WORK REQUIRED |
Copy out every line of the data exactly.

[Data extracted from a collection]
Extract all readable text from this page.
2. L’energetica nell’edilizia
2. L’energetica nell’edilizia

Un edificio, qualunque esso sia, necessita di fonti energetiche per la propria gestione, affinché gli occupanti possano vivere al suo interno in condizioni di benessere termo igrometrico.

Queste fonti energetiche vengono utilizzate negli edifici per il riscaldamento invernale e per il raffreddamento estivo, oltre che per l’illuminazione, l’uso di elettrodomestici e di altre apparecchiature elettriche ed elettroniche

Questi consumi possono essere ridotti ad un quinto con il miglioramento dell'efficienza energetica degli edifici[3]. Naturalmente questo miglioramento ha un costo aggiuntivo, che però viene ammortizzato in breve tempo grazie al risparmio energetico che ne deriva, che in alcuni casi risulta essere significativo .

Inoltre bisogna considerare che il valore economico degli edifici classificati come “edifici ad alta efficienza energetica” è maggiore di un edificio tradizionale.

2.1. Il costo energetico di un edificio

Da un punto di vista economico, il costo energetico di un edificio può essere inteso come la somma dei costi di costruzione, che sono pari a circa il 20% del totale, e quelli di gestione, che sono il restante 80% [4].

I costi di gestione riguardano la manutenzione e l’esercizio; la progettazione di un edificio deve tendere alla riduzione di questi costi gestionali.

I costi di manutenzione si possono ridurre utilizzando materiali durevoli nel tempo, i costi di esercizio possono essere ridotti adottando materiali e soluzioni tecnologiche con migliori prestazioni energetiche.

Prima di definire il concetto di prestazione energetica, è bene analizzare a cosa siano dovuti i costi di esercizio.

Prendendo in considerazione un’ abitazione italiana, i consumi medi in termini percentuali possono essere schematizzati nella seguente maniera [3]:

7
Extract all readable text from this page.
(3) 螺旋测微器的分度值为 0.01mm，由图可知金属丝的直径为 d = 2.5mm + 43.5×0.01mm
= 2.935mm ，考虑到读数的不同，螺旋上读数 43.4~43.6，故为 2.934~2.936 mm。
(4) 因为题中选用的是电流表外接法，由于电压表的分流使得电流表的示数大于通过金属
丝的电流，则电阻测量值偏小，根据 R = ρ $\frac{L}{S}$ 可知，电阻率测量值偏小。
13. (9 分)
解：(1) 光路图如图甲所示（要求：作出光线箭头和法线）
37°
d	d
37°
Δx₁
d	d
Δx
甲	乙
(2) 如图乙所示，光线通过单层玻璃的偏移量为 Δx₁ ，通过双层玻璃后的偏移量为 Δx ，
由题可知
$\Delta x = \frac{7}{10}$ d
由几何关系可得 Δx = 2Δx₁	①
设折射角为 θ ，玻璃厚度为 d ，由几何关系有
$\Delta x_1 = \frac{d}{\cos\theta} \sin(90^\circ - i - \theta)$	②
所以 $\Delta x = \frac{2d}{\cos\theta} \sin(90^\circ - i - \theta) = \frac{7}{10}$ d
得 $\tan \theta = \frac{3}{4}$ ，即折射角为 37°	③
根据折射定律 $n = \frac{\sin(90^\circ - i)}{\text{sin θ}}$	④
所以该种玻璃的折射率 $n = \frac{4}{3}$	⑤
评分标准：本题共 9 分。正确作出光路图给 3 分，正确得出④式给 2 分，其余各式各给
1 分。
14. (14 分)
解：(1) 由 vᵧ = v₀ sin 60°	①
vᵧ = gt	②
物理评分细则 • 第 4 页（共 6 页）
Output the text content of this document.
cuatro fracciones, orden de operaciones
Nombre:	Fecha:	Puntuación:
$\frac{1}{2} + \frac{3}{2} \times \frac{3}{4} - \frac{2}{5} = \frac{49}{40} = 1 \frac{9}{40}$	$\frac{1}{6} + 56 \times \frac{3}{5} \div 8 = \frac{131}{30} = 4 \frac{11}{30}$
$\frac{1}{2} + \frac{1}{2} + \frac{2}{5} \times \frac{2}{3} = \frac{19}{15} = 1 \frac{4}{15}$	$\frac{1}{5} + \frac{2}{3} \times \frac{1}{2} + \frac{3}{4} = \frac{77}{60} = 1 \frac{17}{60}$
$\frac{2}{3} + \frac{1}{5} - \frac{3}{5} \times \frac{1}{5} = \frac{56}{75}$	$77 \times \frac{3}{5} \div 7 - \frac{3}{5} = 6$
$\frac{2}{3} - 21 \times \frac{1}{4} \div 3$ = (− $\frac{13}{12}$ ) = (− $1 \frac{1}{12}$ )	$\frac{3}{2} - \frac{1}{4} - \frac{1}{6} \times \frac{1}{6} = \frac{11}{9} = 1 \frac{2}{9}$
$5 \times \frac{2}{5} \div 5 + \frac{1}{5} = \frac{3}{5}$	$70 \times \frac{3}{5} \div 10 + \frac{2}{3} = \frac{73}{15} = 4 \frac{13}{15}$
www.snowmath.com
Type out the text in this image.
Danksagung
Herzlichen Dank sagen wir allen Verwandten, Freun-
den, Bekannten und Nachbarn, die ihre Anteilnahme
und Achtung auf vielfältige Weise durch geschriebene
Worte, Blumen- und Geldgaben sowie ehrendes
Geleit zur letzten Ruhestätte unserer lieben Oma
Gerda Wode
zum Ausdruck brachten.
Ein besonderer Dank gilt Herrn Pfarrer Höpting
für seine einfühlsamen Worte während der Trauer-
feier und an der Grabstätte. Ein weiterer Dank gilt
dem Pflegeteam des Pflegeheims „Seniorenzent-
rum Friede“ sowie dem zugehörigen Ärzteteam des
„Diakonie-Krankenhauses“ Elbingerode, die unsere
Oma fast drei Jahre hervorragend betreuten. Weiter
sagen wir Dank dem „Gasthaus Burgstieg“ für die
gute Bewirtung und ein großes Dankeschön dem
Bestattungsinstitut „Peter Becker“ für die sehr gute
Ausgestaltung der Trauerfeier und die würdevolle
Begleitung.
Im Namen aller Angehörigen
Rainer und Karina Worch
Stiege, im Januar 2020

FINAL RESULT |
Extract all readable text from this page.
2. L’energetica nell’edilizia
2. L’energetica nell’edilizia

Un edificio, qualunque esso sia, necessita di fonti energetiche per la propria gestione, affinché gli occupanti possano vivere al suo interno in condizioni di benessere termo igrometrico.

Queste fonti energetiche vengono utilizzate negli edifici per il riscaldamento invernale e per il raffreddamento estivo, oltre che per l’illuminazione, l’uso di elettrodomestici e di altre apparecchiature elettriche ed elettroniche

Questi consumi possono essere ridotti ad un quinto con il miglioramento dell'efficienza energetica degli edifici[3]. Naturalmente questo miglioramento ha un costo aggiuntivo, che però viene ammortizzato in breve tempo grazie al risparmio energetico che ne deriva, che in alcuni casi risulta essere significativo .

Inoltre bisogna considerare che il valore economico degli edifici classificati come “edifici ad alta efficienza energetica” è maggiore di un edificio tradizionale.

2.1. Il costo energetico di un edificio

Da un punto di vista economico, il costo energetico di un edificio può essere inteso come la somma dei costi di costruzione, che sono pari a circa il 20% del totale, e quelli di gestione, che sono il restante 80% [4].

I costi di gestione riguardano la manutenzione e l’esercizio; la progettazione di un edificio deve tendere alla riduzione di questi costi gestionali.

I costi di manutenzione si possono ridurre utilizzando materiali durevoli nel tempo, i costi di esercizio possono essere ridotti adottando materiali e soluzioni tecnologiche con migliori prestazioni energetiche.

Prima di definire il concetto di prestazione energetica, è bene analizzare a cosa siano dovuti i costi di esercizio.

Prendendo in considerazione un’ abitazione italiana, i consumi medi in termini percentuali possono essere schematizzati nella seguente maniera [3]:

7
Extract all readable text from this page.
(3) 螺旋测微器的分度值为 0.01mm，由图可知金属丝的直径为 d = 2.5mm + 43.5×0.01mm
= 2.935mm ，考虑到读数的不同，螺旋上读数 43.4~43.6，故为 2.934~2.936 mm。
(4) 因为题中选用的是电流表外接法，由于电压表的分流使得电流表的示数大于通过金属
丝的电流，则电阻测量值偏小，根据 R = ρ $\frac{L}{S}$ 可知，电阻率测量值偏小。
13. (9 分)
解：(1) 光路图如图甲所示（要求：作出光线箭头和法线）
37°
d	d
37°
Δx₁
d	d
Δx
甲	乙
(2) 如图乙所示，光线通过单层玻璃的偏移量为 Δx₁ ，通过双层玻璃后的偏移量为 Δx ，
由题可知
$\Delta x = \frac{7}{10}$ d
由几何关系可得 Δx = 2Δx₁	①
设折射角为 θ ，玻璃厚度为 d ，由几何关系有
$\Delta x_1 = \frac{d}{\cos\theta} \sin(90^\circ - i - \theta)$	②
所以 $\Delta x = \frac{2d}{\cos\theta} \sin(90^\circ - i - \theta) = \frac{7}{10}$ d
得 $\tan \theta = \frac{3}{4}$ ，即折射角为 37°	③
根据折射定律 $n = \frac{\sin(90^\circ - i)}{\text{sin θ}}$	④
所以该种玻璃的折射率 $n = \frac{4}{3}$	⑤
评分标准：本题共 9 分。正确作出光路图给 3 分，正确得出④式给 2 分，其余各式各给
1 分。
14. (14 分)
解：(1) 由 vᵧ = v₀ sin 60°	①
vᵧ = gt	②
物理评分细则 • 第 4 页（共 6 页）
Output the text content of this document.
cuatro fracciones, orden de operaciones
Nombre:	Fecha:	Puntuación:
$\frac{1}{2} + \frac{3}{2} \times \frac{3}{4} - \frac{2}{5} = \frac{49}{40} = 1 \frac{9}{40}$	$\frac{1}{6} + 56 \times \frac{3}{5} \div 8 = \frac{131}{30} = 4 \frac{11}{30}$
$\frac{1}{2} + \frac{1}{2} + \frac{2}{5} \times \frac{2}{3} = \frac{19}{15} = 1 \frac{4}{15}$	$\frac{1}{5} + \frac{2}{3} \times \frac{1}{2} + \frac{3}{4} = \frac{77}{60} = 1 \frac{17}{60}$
$\frac{2}{3} + \frac{1}{5} - \frac{3}{5} \times \frac{1}{5} = \frac{56}{75}$	$77 \times \frac{3}{5} \div 7 - \frac{3}{5} = 6$
$\frac{2}{3} - 21 \times \frac{1}{4} \div 3$ = (− $\frac{13}{12}$ ) = (− $1 \frac{1}{12}$ )	$\frac{3}{2} - \frac{1}{4} - \frac{1}{6} \times \frac{1}{6} = \frac{11}{9} = 1 \frac{2}{9}$
$5 \times \frac{2}{5} \div 5 + \frac{1}{5} = \frac{3}{5}$	$70 \times \frac{3}{5} \div 10 + \frac{2}{3} = \frac{73}{15} = 4 \frac{13}{15}$
www.snowmath.com
Type out the text in this image.
Danksagung
Herzlichen Dank sagen wir allen Verwandten, Freun-
den, Bekannten und Nachbarn, die ihre Anteilnahme
und Achtung auf vielfältige Weise durch geschriebene
Worte, Blumen- und Geldgaben sowie ehrendes
Geleit zur letzten Ruhestätte unserer lieben Oma
Gerda Wode
zum Ausdruck brachten.
Ein besonderer Dank gilt Herrn Pfarrer Höpting
für seine einfühlsamen Worte während der Trauer-
feier und an der Grabstätte. Ein weiterer Dank gilt
dem Pflegeteam des Pflegeheims „Seniorenzent-
rum Friede“ sowie dem zugehörigen Ärzteteam des
„Diakonie-Krankenhauses“ Elbingerode, die unsere
Oma fast drei Jahre hervorragend betreuten. Weiter
sagen wir Dank dem „Gasthaus Burgstieg“ für die
gute Bewirtung und ein großes Dankeschön dem
Bestattungsinstitut „Peter Becker“ für die sehr gute
Ausgestaltung der Trauerfeier und die würdevolle
Begleitung.
Im Namen aller Angehörigen
Rainer und Karina Worch
Stiege, im Januar 2020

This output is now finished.